* Written problem: Scan the listing that follows and report how many lines contain "dall". Write the number alone.

[Collected data]
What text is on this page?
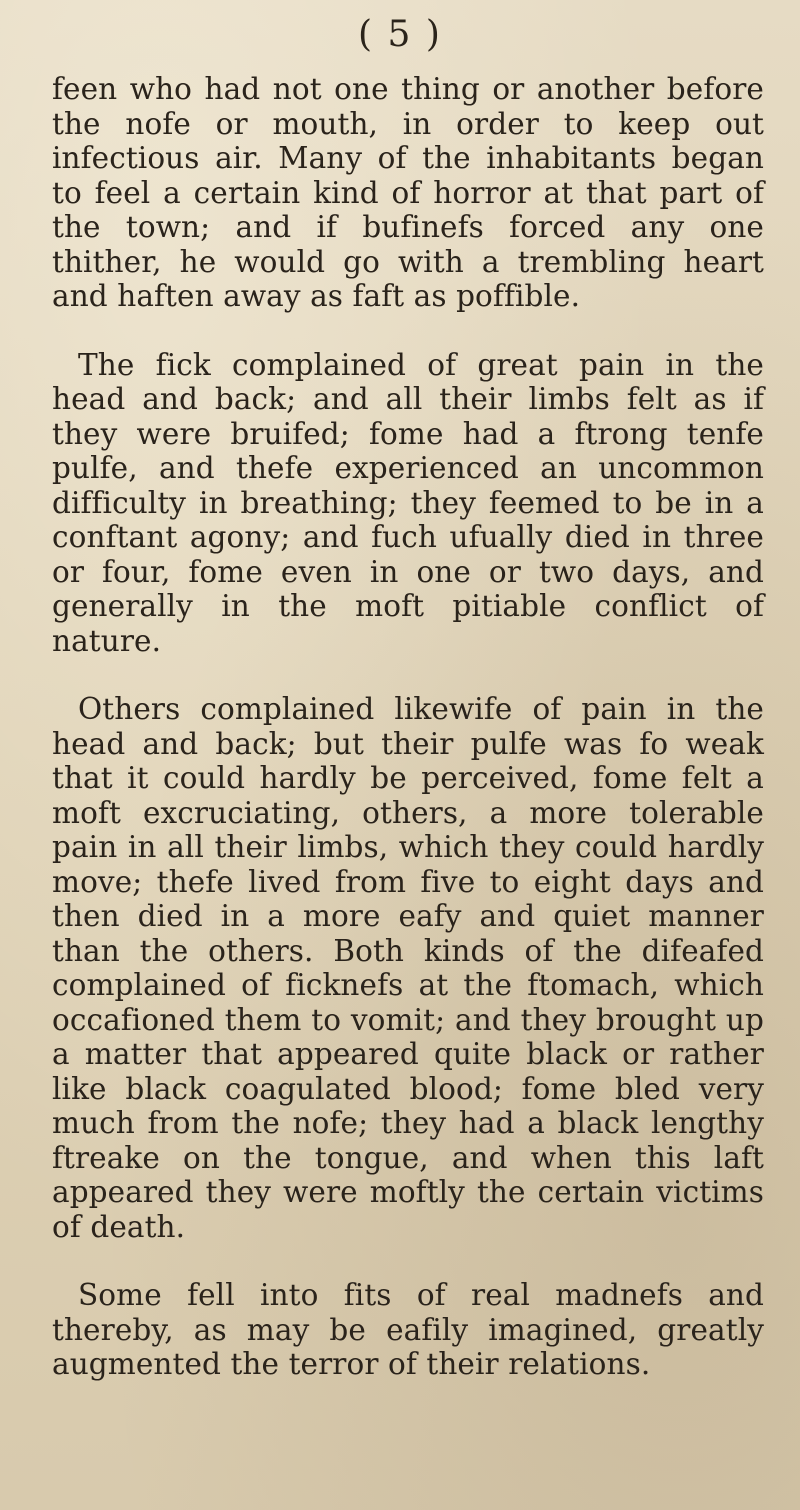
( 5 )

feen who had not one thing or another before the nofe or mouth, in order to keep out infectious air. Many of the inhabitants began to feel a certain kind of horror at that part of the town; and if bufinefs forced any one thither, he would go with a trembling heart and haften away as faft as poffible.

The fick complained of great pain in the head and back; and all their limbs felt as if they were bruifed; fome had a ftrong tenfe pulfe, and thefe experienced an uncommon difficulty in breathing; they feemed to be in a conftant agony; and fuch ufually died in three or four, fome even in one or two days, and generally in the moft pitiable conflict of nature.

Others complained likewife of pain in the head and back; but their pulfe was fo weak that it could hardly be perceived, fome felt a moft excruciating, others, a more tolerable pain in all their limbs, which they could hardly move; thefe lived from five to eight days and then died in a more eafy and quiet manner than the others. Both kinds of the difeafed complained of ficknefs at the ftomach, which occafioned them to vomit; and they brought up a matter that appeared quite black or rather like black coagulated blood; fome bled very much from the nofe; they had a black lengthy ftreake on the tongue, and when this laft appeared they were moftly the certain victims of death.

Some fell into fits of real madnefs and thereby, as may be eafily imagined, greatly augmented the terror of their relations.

---

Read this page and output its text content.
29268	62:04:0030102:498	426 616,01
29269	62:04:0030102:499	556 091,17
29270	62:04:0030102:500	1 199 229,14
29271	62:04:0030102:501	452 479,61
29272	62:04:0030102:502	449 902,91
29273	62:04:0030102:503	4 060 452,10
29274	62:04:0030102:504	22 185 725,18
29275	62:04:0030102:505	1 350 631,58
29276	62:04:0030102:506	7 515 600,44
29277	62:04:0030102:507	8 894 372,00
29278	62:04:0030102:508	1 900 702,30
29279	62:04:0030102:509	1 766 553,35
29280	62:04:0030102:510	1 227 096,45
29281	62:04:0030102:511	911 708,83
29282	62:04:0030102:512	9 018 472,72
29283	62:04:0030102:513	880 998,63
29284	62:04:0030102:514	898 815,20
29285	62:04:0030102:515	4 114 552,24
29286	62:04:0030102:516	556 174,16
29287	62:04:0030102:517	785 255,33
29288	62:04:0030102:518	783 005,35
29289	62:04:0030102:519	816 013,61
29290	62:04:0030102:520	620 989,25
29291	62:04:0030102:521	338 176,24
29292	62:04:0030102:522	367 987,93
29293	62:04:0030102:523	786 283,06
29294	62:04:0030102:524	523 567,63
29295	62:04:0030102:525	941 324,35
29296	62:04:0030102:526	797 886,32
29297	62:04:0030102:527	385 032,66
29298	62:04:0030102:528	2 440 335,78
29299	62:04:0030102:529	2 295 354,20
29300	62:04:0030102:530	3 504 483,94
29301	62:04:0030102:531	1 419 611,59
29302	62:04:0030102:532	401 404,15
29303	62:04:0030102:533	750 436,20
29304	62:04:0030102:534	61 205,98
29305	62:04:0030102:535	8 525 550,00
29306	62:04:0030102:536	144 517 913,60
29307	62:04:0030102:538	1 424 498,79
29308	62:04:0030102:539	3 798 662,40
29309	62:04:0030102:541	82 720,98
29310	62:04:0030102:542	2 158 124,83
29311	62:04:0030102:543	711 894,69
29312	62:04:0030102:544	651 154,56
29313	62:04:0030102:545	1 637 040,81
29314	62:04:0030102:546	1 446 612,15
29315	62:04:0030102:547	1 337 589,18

==

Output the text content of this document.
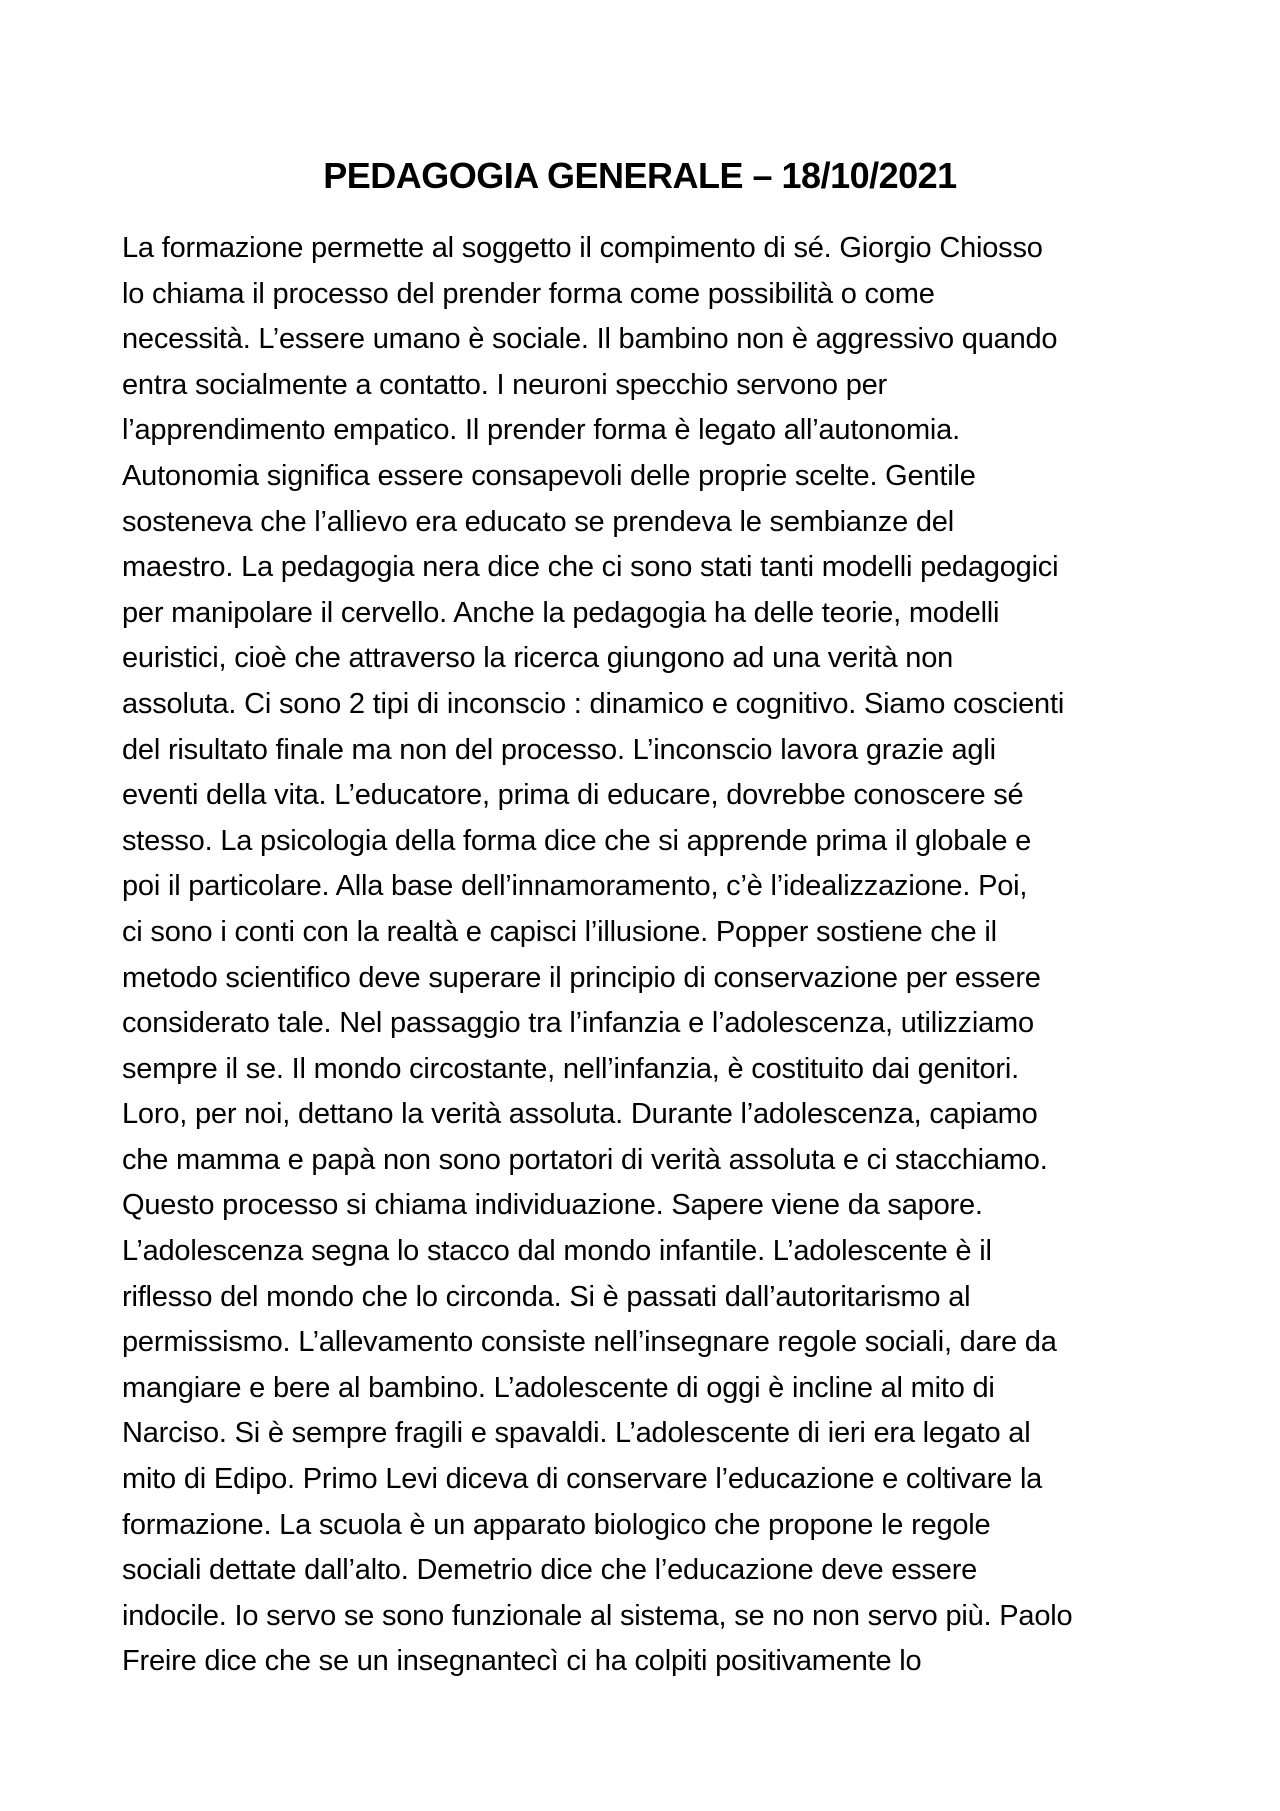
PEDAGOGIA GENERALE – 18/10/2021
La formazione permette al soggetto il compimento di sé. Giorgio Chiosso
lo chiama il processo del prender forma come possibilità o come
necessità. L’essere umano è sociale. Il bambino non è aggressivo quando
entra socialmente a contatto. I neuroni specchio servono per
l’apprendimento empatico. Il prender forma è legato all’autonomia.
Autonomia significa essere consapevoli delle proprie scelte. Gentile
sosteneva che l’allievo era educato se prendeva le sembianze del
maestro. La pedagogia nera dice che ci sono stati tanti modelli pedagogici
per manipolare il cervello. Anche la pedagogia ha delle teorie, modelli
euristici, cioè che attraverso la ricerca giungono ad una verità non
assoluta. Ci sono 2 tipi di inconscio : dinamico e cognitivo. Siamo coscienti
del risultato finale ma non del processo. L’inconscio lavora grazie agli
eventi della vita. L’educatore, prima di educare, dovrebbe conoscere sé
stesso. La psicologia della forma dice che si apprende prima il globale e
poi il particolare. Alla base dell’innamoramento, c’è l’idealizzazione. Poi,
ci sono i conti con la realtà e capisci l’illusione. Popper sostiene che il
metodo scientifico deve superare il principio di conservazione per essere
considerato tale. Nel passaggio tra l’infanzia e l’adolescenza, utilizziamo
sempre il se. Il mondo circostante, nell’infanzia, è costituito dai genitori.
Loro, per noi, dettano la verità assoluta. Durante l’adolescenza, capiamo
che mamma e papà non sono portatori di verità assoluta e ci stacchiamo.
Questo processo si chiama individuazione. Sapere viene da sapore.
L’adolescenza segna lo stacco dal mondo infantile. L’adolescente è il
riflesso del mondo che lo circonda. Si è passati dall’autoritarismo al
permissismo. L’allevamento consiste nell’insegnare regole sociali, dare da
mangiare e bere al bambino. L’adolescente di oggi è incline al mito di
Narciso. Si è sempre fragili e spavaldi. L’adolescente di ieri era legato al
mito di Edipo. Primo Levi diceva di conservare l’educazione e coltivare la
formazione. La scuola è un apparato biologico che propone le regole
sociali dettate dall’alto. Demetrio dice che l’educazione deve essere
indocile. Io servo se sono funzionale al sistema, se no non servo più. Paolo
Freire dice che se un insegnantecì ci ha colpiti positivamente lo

* Response to the exercise: 2